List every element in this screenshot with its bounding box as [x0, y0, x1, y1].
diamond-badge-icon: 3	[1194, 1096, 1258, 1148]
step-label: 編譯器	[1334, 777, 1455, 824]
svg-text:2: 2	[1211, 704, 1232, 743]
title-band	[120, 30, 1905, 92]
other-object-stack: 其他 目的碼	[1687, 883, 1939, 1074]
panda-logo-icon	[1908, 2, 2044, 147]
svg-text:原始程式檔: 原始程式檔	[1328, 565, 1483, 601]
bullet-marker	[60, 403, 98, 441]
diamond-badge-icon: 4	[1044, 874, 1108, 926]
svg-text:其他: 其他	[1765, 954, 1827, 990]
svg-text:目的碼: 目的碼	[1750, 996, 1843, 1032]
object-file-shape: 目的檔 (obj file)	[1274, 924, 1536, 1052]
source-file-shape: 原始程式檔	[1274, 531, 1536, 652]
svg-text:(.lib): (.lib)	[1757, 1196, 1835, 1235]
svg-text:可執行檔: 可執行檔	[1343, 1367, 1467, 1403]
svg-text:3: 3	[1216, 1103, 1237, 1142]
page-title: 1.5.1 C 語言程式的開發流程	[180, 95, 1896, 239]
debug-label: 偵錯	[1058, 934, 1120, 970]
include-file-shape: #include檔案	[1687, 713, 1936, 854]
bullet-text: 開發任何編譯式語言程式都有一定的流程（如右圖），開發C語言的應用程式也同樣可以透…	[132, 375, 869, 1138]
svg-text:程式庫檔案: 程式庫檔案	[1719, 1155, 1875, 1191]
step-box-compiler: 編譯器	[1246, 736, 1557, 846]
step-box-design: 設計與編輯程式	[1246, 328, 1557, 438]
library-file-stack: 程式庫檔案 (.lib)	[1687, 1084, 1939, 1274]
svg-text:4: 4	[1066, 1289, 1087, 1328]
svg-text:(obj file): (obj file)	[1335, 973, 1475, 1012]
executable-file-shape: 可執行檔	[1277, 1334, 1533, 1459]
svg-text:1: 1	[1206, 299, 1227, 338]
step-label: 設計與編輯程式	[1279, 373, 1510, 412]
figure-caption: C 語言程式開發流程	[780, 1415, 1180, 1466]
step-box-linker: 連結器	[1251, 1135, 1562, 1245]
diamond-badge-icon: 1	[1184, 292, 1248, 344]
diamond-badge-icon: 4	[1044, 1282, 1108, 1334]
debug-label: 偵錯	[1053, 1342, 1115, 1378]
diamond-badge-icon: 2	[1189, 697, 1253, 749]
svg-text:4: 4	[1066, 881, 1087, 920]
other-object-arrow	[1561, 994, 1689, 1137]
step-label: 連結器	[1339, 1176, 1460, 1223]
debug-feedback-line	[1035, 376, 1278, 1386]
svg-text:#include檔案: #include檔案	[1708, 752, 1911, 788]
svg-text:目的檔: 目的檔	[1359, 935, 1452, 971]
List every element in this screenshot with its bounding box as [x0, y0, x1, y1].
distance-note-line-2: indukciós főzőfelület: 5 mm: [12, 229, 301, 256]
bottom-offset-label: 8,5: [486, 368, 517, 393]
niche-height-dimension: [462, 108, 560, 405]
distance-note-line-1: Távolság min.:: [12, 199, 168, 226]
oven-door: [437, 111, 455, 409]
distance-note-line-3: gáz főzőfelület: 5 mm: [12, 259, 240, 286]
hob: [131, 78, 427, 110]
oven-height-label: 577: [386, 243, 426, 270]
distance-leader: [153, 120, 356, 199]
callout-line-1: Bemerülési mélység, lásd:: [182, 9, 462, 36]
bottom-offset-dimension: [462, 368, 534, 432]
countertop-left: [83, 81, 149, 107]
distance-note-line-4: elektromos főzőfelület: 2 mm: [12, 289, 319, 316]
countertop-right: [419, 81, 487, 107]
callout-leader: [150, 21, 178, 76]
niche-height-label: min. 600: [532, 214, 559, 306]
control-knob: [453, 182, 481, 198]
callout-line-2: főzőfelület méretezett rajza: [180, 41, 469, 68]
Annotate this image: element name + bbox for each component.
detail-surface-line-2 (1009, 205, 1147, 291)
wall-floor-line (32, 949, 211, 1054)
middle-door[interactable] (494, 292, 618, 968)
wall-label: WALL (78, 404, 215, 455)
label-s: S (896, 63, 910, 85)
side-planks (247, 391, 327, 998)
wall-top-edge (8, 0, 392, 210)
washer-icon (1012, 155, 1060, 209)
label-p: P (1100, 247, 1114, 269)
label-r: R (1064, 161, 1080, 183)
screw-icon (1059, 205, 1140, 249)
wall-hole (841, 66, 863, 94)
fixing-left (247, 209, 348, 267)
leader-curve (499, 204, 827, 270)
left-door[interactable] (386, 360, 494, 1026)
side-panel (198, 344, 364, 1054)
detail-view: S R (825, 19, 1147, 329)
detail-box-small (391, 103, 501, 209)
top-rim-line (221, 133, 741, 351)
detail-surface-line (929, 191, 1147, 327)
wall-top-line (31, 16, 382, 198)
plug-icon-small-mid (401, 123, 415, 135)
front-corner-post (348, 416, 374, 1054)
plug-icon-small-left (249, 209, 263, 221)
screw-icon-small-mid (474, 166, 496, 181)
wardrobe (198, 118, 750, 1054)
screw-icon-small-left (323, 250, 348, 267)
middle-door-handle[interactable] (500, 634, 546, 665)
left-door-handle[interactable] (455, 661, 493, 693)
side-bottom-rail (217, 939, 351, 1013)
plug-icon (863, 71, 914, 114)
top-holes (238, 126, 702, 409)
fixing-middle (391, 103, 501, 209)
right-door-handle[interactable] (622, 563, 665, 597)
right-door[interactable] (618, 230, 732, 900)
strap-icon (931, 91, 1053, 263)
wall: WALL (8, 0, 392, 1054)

◇ ◇ ◇ ◇

Reproduce the material from its first line through the line containing "403, 98, 441]", replacing "svg-text" with "text-node" wherever it appears and changing nothing else. Give only those lines.

List every element in this screenshot with its bounding box as [x0, y0, x1, y1].
diamond-badge-icon: 3	[1194, 1096, 1258, 1148]
step-label: 編譯器	[1334, 777, 1455, 824]
text-node:2: 2	[1211, 704, 1232, 743]
title-band	[120, 30, 1905, 92]
other-object-stack: 其他 目的碼	[1687, 883, 1939, 1074]
panda-logo-icon	[1908, 2, 2044, 147]
text-node:原始程式檔: 原始程式檔	[1328, 565, 1483, 601]
bullet-marker	[60, 403, 98, 441]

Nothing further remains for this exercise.